BEGIN Dataset records

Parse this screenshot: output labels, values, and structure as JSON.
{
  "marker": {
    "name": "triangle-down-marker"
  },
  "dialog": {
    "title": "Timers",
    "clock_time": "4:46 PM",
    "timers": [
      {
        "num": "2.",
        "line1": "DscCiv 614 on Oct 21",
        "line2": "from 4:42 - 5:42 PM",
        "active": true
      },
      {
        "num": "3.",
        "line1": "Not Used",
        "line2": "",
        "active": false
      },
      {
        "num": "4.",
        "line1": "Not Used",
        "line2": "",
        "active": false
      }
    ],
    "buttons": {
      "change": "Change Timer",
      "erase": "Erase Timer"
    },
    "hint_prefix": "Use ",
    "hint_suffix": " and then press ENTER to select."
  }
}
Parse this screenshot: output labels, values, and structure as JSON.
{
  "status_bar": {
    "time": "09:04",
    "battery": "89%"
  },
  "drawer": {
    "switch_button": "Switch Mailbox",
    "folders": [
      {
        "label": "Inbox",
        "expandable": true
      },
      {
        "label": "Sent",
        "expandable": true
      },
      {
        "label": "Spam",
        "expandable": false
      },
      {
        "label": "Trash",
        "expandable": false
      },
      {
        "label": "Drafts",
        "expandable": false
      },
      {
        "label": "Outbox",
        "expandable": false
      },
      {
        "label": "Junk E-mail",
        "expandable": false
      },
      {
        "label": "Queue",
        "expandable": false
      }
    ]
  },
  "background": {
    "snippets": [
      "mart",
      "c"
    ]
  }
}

END Dataset records

▶ _Job_:
Write the complete data out, exactly as above.

▶ _Task answer_:
Parse this screenshot: output labels, values, and structure as JSON.
{
  "marker": {
    "name": "triangle-down-marker"
  },
  "dialog": {
    "title": "Timers",
    "clock_time": "4:46 PM",
    "timers": [
      {
        "num": "2.",
        "line1": "DscCiv 614 on Oct 21",
        "line2": "from 4:42 - 5:42 PM",
        "active": true
      },
      {
        "num": "3.",
        "line1": "Not Used",
        "line2": "",
        "active": false
      },
      {
        "num": "4.",
        "line1": "Not Used",
        "line2": "",
        "active": false
      }
    ],
    "buttons": {
      "change": "Change Timer",
      "erase": "Erase Timer"
    },
    "hint_prefix": "Use ",
    "hint_suffix": " and then press ENTER to select."
  }
}
Parse this screenshot: output labels, values, and structure as JSON.
{
  "status_bar": {
    "time": "09:04",
    "battery": "89%"
  },
  "drawer": {
    "switch_button": "Switch Mailbox",
    "folders": [
      {
        "label": "Inbox",
        "expandable": true
      },
      {
        "label": "Sent",
        "expandable": true
      },
      {
        "label": "Spam",
        "expandable": false
      },
      {
        "label": "Trash",
        "expandable": false
      },
      {
        "label": "Drafts",
        "expandable": false
      },
      {
        "label": "Outbox",
        "expandable": false
      },
      {
        "label": "Junk E-mail",
        "expandable": false
      },
      {
        "label": "Queue",
        "expandable": false
      }
    ]
  },
  "background": {
    "snippets": [
      "mart",
      "c"
    ]
  }
}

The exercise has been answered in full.